[Start EXTRACTED ENTRIES]
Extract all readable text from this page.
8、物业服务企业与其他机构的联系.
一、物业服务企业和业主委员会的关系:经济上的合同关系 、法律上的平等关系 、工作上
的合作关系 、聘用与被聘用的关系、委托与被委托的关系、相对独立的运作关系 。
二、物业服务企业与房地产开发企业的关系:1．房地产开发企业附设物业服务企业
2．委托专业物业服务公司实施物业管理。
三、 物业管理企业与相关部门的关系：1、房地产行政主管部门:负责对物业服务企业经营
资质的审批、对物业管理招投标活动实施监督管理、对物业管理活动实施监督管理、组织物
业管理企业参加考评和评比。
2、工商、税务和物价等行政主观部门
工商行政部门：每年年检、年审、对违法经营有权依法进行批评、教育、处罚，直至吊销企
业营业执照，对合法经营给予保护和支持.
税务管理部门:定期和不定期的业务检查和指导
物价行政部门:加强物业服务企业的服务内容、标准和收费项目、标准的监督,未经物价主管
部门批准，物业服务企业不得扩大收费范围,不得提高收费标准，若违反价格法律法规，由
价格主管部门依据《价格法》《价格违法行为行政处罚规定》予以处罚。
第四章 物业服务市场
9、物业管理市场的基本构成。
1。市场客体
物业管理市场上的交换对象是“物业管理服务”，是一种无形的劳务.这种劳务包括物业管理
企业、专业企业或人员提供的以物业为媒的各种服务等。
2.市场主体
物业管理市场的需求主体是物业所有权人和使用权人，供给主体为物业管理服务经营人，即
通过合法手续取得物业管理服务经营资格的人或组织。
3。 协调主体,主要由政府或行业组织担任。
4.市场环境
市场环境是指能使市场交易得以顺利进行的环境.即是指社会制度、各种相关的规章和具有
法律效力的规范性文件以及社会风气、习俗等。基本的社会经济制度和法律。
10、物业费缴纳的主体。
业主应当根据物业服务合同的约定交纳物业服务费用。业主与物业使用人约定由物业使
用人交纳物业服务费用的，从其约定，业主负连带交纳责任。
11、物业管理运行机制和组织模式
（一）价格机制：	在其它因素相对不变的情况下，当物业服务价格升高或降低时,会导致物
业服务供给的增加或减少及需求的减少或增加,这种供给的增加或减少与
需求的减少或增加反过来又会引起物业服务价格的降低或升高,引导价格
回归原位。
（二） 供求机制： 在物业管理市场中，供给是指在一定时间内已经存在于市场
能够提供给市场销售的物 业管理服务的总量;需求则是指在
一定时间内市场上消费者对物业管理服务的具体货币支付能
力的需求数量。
[End EXTRACTED ENTRIES]
[WHAT IS REQUIRED]: The whole listing above needs to be written out again exactly.

[CORRECT ANSWER]:
Extract all readable text from this page.
8、物业服务企业与其他机构的联系.
一、物业服务企业和业主委员会的关系:经济上的合同关系 、法律上的平等关系 、工作上
的合作关系 、聘用与被聘用的关系、委托与被委托的关系、相对独立的运作关系 。
二、物业服务企业与房地产开发企业的关系:1．房地产开发企业附设物业服务企业
2．委托专业物业服务公司实施物业管理。
三、 物业管理企业与相关部门的关系：1、房地产行政主管部门:负责对物业服务企业经营
资质的审批、对物业管理招投标活动实施监督管理、对物业管理活动实施监督管理、组织物
业管理企业参加考评和评比。
2、工商、税务和物价等行政主观部门
工商行政部门：每年年检、年审、对违法经营有权依法进行批评、教育、处罚，直至吊销企
业营业执照，对合法经营给予保护和支持.
税务管理部门:定期和不定期的业务检查和指导
物价行政部门:加强物业服务企业的服务内容、标准和收费项目、标准的监督,未经物价主管
部门批准，物业服务企业不得扩大收费范围,不得提高收费标准，若违反价格法律法规，由
价格主管部门依据《价格法》《价格违法行为行政处罚规定》予以处罚。
第四章 物业服务市场
9、物业管理市场的基本构成。
1。市场客体
物业管理市场上的交换对象是“物业管理服务”，是一种无形的劳务.这种劳务包括物业管理
企业、专业企业或人员提供的以物业为媒的各种服务等。
2.市场主体
物业管理市场的需求主体是物业所有权人和使用权人，供给主体为物业管理服务经营人，即
通过合法手续取得物业管理服务经营资格的人或组织。
3。 协调主体,主要由政府或行业组织担任。
4.市场环境
市场环境是指能使市场交易得以顺利进行的环境.即是指社会制度、各种相关的规章和具有
法律效力的规范性文件以及社会风气、习俗等。基本的社会经济制度和法律。
10、物业费缴纳的主体。
业主应当根据物业服务合同的约定交纳物业服务费用。业主与物业使用人约定由物业使
用人交纳物业服务费用的，从其约定，业主负连带交纳责任。
11、物业管理运行机制和组织模式
（一）价格机制：	在其它因素相对不变的情况下，当物业服务价格升高或降低时,会导致物
业服务供给的增加或减少及需求的减少或增加,这种供给的增加或减少与
需求的减少或增加反过来又会引起物业服务价格的降低或升高,引导价格
回归原位。
（二） 供求机制： 在物业管理市场中，供给是指在一定时间内已经存在于市场
能够提供给市场销售的物 业管理服务的总量;需求则是指在
一定时间内市场上消费者对物业管理服务的具体货币支付能
力的需求数量。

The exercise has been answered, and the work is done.